-- Written problem --
Word for word, give the material below again, minus any images.

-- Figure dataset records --
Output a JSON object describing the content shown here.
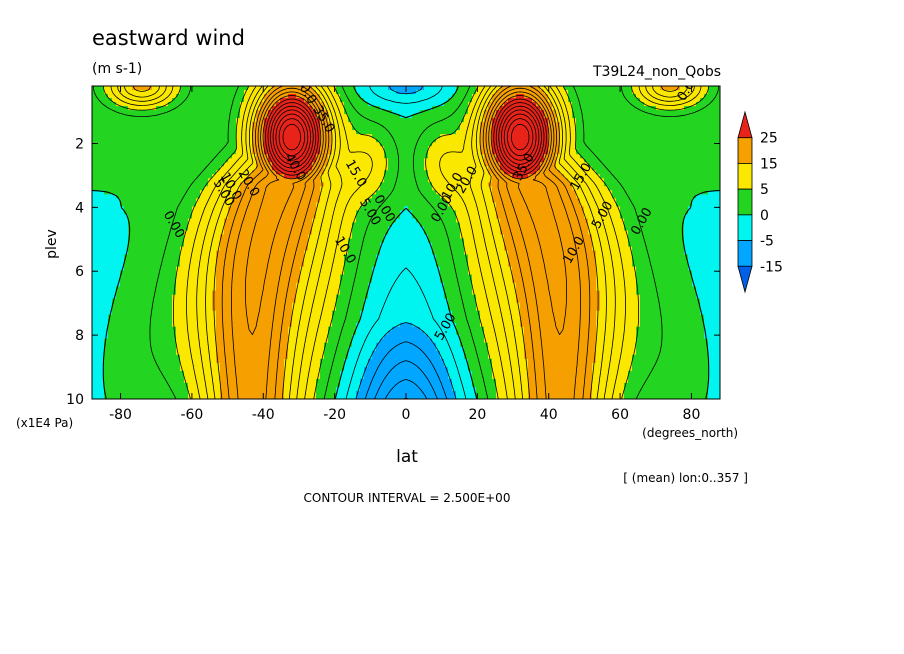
{
  "chart_data": {
    "type": "heatmap",
    "title": "eastward wind",
    "units": "(m s-1)",
    "run_label": "T39L24_non_Qobs",
    "xlabel": "lat",
    "x_units": "(degrees_north)",
    "ylabel": "plev",
    "y_units": "(x1E4 Pa)",
    "xlim": [
      -88,
      88
    ],
    "ylim": [
      10,
      0.2
    ],
    "y_reversed": true,
    "x_ticks": [
      -80,
      -60,
      -40,
      -20,
      0,
      20,
      40,
      60,
      80
    ],
    "x_tick_labels": [
      "-80",
      "-60",
      "-40",
      "-20",
      "0",
      "20",
      "40",
      "60",
      "80"
    ],
    "y_ticks": [
      2,
      4,
      6,
      8,
      10
    ],
    "y_tick_labels": [
      "2",
      "4",
      "6",
      "8",
      "10"
    ],
    "contour_interval_label": "CONTOUR INTERVAL = 2.500E+00",
    "subset_label": "[ (mean) lon:0..357 ]",
    "contour_interval": 2.5,
    "colorbar": {
      "labels": [
        "25",
        "15",
        "5",
        "0",
        "-5",
        "-15"
      ],
      "bins": [
        {
          "range": [
            25,
            100
          ],
          "color": "#e8241a"
        },
        {
          "range": [
            15,
            25
          ],
          "color": "#f5a000"
        },
        {
          "range": [
            5,
            15
          ],
          "color": "#fbe800"
        },
        {
          "range": [
            0,
            5
          ],
          "color": "#23d520"
        },
        {
          "range": [
            -5,
            0
          ],
          "color": "#00f5f0"
        },
        {
          "range": [
            -15,
            -5
          ],
          "color": "#00a6ff"
        },
        {
          "range": [
            -100,
            -15
          ],
          "color": "#0060e8"
        }
      ]
    },
    "jet_maxima": [
      {
        "lat": -32,
        "plev": 1.8,
        "u_max": 45
      },
      {
        "lat": 32,
        "plev": 1.8,
        "u_max": 45
      }
    ],
    "contour_labels": [
      {
        "text": "40.0",
        "lat": -32,
        "plev": 2.8
      },
      {
        "text": "35.0",
        "lat": -24,
        "plev": 1.3
      },
      {
        "text": "35.0",
        "lat": 34,
        "plev": 2.8
      },
      {
        "text": "30.0",
        "lat": -29,
        "plev": 0.4
      },
      {
        "text": "20.0",
        "lat": -45,
        "plev": 3.3
      },
      {
        "text": "10.0",
        "lat": -50,
        "plev": 3.4
      },
      {
        "text": "15.0",
        "lat": -15,
        "plev": 3.0
      },
      {
        "text": "10.0",
        "lat": -18,
        "plev": 5.4
      },
      {
        "text": "5.00",
        "lat": -52,
        "plev": 3.6
      },
      {
        "text": "5.00",
        "lat": -11,
        "plev": 4.2
      },
      {
        "text": "0.00",
        "lat": -7,
        "plev": 4.1
      },
      {
        "text": "0.00",
        "lat": -66,
        "plev": 4.6
      },
      {
        "text": "0.00",
        "lat": 11,
        "plev": 4.1
      },
      {
        "text": "10.0",
        "lat": 14,
        "plev": 3.4
      },
      {
        "text": "20.0",
        "lat": 18,
        "plev": 3.2
      },
      {
        "text": "15.0",
        "lat": 50,
        "plev": 3.1
      },
      {
        "text": "10.0",
        "lat": 48,
        "plev": 5.4
      },
      {
        "text": "5.00",
        "lat": 56,
        "plev": 4.3
      },
      {
        "text": "0.00",
        "lat": 67,
        "plev": 4.5
      },
      {
        "text": "5.00",
        "lat": 12,
        "plev": 7.8
      },
      {
        "text": "0.00",
        "lat": 80,
        "plev": 0.3
      }
    ],
    "legend_placement": "right",
    "grid": false
  }
}
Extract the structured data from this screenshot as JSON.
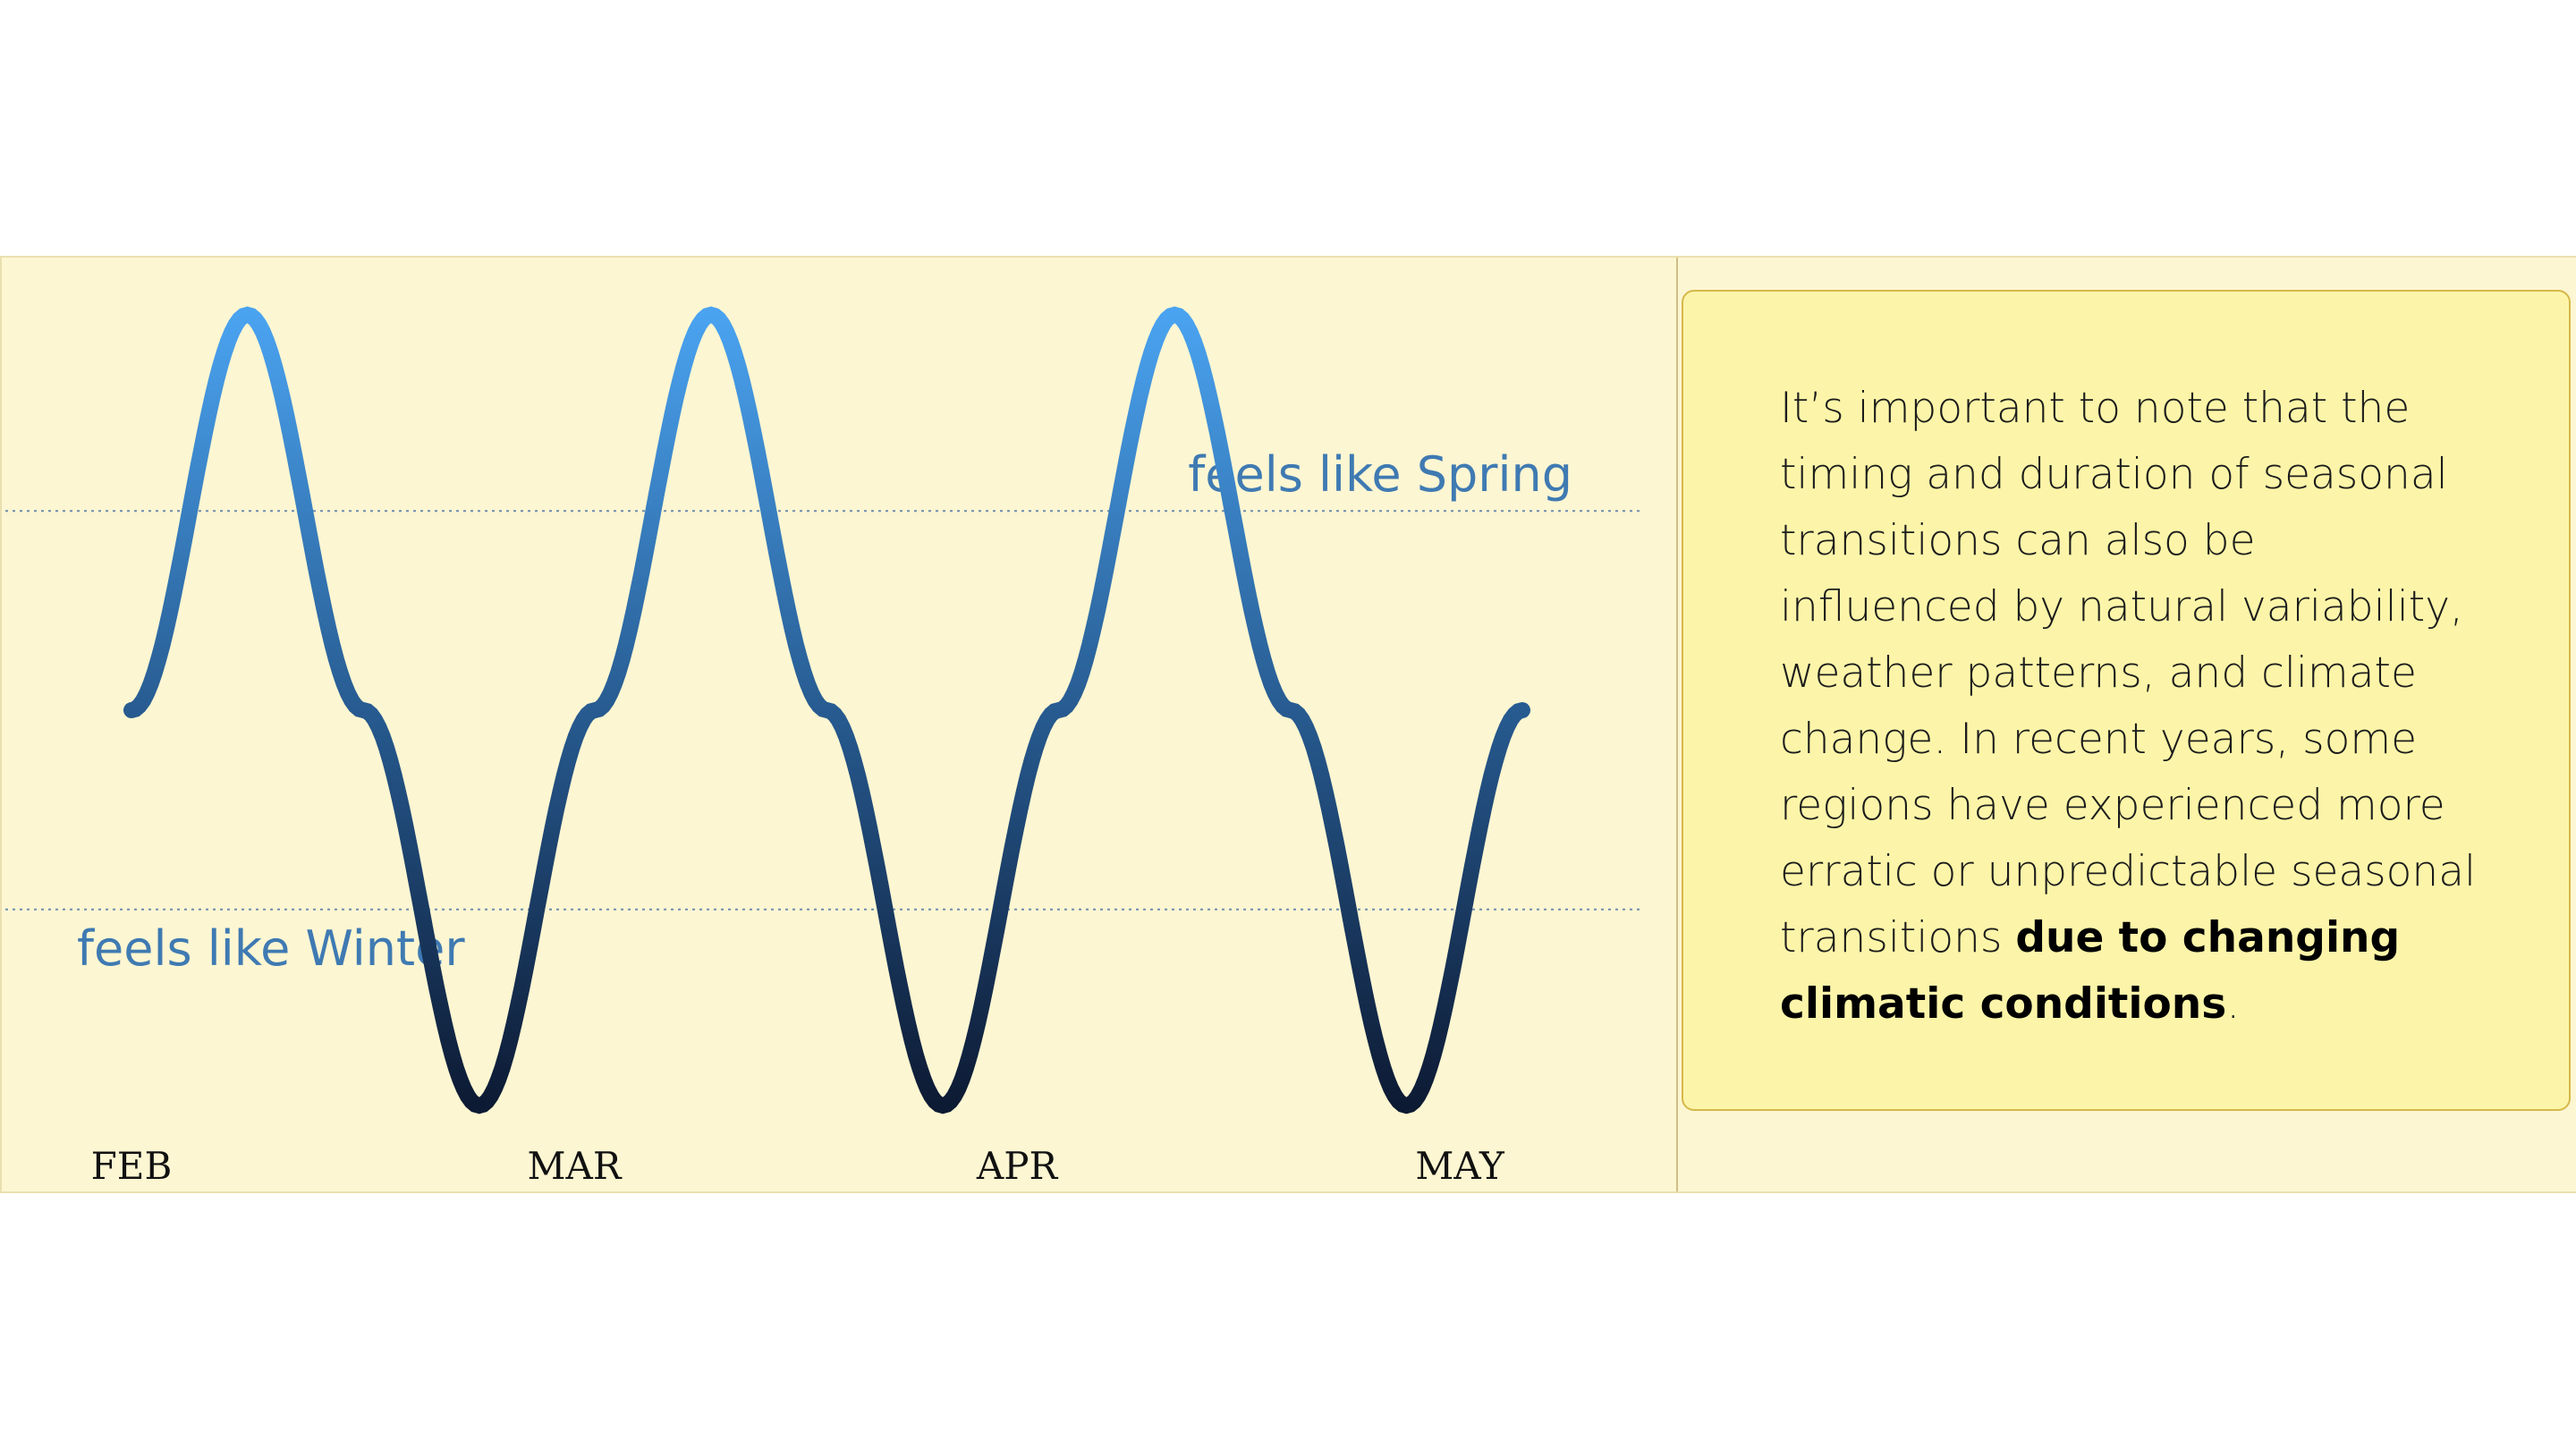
{
  "chart_data": {
    "type": "line",
    "title": "",
    "xlabel": "",
    "ylabel": "",
    "x_ticks": [
      "FEB",
      "MAR",
      "APR",
      "MAY"
    ],
    "series": [
      {
        "x": [
          0,
          0.25,
          0.5,
          0.75,
          1,
          1.25,
          1.5,
          1.75,
          2,
          2.25,
          2.5,
          2.75,
          3
        ],
        "values": [
          0,
          1,
          0,
          -1,
          0,
          1,
          0,
          -1,
          0,
          1,
          0,
          -1,
          0
        ]
      }
    ],
    "reference_lines": [
      {
        "label": "feels like Spring",
        "value": 0.6
      },
      {
        "label": "feels like Winter",
        "value": -0.6
      }
    ],
    "colors": {
      "curve_top": "#4aa3f0",
      "curve_bottom": "#0d1a33",
      "reference_line": "#6f8cb0",
      "reference_label": "#3f7ab2"
    },
    "grid": false,
    "legend": "none"
  },
  "note": {
    "text": "It’s important to note that the timing and duration of seasonal transitions can also be influenced by natural variability, weather patterns, and climate change. In recent years, some regions have experienced more erratic or unpredictable seasonal transitions ",
    "emphasis": "due to changing climatic conditions",
    "ending": "."
  }
}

-- Result for this task --
Output a JSON object describing the content shown here.
{
  "chart_data": {
    "type": "heatmap",
    "title": "eastward wind",
    "units": "(m s-1)",
    "run_label": "T39L24_non_Qobs",
    "xlabel": "lat",
    "x_units": "(degrees_north)",
    "ylabel": "plev",
    "y_units": "(x1E4 Pa)",
    "xlim": [
      -88,
      88
    ],
    "ylim": [
      10,
      0.2
    ],
    "y_reversed": true,
    "x_ticks": [
      -80,
      -60,
      -40,
      -20,
      0,
      20,
      40,
      60,
      80
    ],
    "x_tick_labels": [
      "-80",
      "-60",
      "-40",
      "-20",
      "0",
      "20",
      "40",
      "60",
      "80"
    ],
    "y_ticks": [
      2,
      4,
      6,
      8,
      10
    ],
    "y_tick_labels": [
      "2",
      "4",
      "6",
      "8",
      "10"
    ],
    "contour_interval_label": "CONTOUR INTERVAL = 2.500E+00",
    "subset_label": "[ (mean) lon:0..357 ]",
    "contour_interval": 2.5,
    "colorbar": {
      "labels": [
        "25",
        "15",
        "5",
        "0",
        "-5",
        "-15"
      ],
      "bins": [
        {
          "range": [
            25,
            100
          ],
          "color": "#e8241a"
        },
        {
          "range": [
            15,
            25
          ],
          "color": "#f5a000"
        },
        {
          "range": [
            5,
            15
          ],
          "color": "#fbe800"
        },
        {
          "range": [
            0,
            5
          ],
          "color": "#23d520"
        },
        {
          "range": [
            -5,
            0
          ],
          "color": "#00f5f0"
        },
        {
          "range": [
            -15,
            -5
          ],
          "color": "#00a6ff"
        },
        {
          "range": [
            -100,
            -15
          ],
          "color": "#0060e8"
        }
      ]
    },
    "jet_maxima": [
      {
        "lat": -32,
        "plev": 1.8,
        "u_max": 45
      },
      {
        "lat": 32,
        "plev": 1.8,
        "u_max": 45
      }
    ],
    "contour_labels": [
      {
        "text": "40.0",
        "lat": -32,
        "plev": 2.8
      },
      {
        "text": "35.0",
        "lat": -24,
        "plev": 1.3
      },
      {
        "text": "35.0",
        "lat": 34,
        "plev": 2.8
      },
      {
        "text": "30.0",
        "lat": -29,
        "plev": 0.4
      },
      {
        "text": "20.0",
        "lat": -45,
        "plev": 3.3
      },
      {
        "text": "10.0",
        "lat": -50,
        "plev": 3.4
      },
      {
        "text": "15.0",
        "lat": -15,
        "plev": 3.0
      },
      {
        "text": "10.0",
        "lat": -18,
        "plev": 5.4
      },
      {
        "text": "5.00",
        "lat": -52,
        "plev": 3.6
      },
      {
        "text": "5.00",
        "lat": -11,
        "plev": 4.2
      },
      {
        "text": "0.00",
        "lat": -7,
        "plev": 4.1
      },
      {
        "text": "0.00",
        "lat": -66,
        "plev": 4.6
      },
      {
        "text": "0.00",
        "lat": 11,
        "plev": 4.1
      },
      {
        "text": "10.0",
        "lat": 14,
        "plev": 3.4
      },
      {
        "text": "20.0",
        "lat": 18,
        "plev": 3.2
      },
      {
        "text": "15.0",
        "lat": 50,
        "plev": 3.1
      },
      {
        "text": "10.0",
        "lat": 48,
        "plev": 5.4
      },
      {
        "text": "5.00",
        "lat": 56,
        "plev": 4.3
      },
      {
        "text": "0.00",
        "lat": 67,
        "plev": 4.5
      },
      {
        "text": "5.00",
        "lat": 12,
        "plev": 7.8
      },
      {
        "text": "0.00",
        "lat": 80,
        "plev": 0.3
      }
    ],
    "legend_placement": "right",
    "grid": false
  }
}
Extract the structured data from this screenshot as JSON.
{
  "chart_data": {
    "type": "line",
    "title": "",
    "xlabel": "",
    "ylabel": "",
    "x_ticks": [
      "FEB",
      "MAR",
      "APR",
      "MAY"
    ],
    "series": [
      {
        "x": [
          0,
          0.25,
          0.5,
          0.75,
          1,
          1.25,
          1.5,
          1.75,
          2,
          2.25,
          2.5,
          2.75,
          3
        ],
        "values": [
          0,
          1,
          0,
          -1,
          0,
          1,
          0,
          -1,
          0,
          1,
          0,
          -1,
          0
        ]
      }
    ],
    "reference_lines": [
      {
        "label": "feels like Spring",
        "value": 0.6
      },
      {
        "label": "feels like Winter",
        "value": -0.6
      }
    ],
    "colors": {
      "curve_top": "#4aa3f0",
      "curve_bottom": "#0d1a33",
      "reference_line": "#6f8cb0",
      "reference_label": "#3f7ab2"
    },
    "grid": false,
    "legend": "none"
  },
  "note": {
    "text": "It’s important to note that the timing and duration of seasonal transitions can also be influenced by natural variability, weather patterns, and climate change. In recent years, some regions have experienced more erratic or unpredictable seasonal transitions ",
    "emphasis": "due to changing climatic conditions",
    "ending": "."
  }
}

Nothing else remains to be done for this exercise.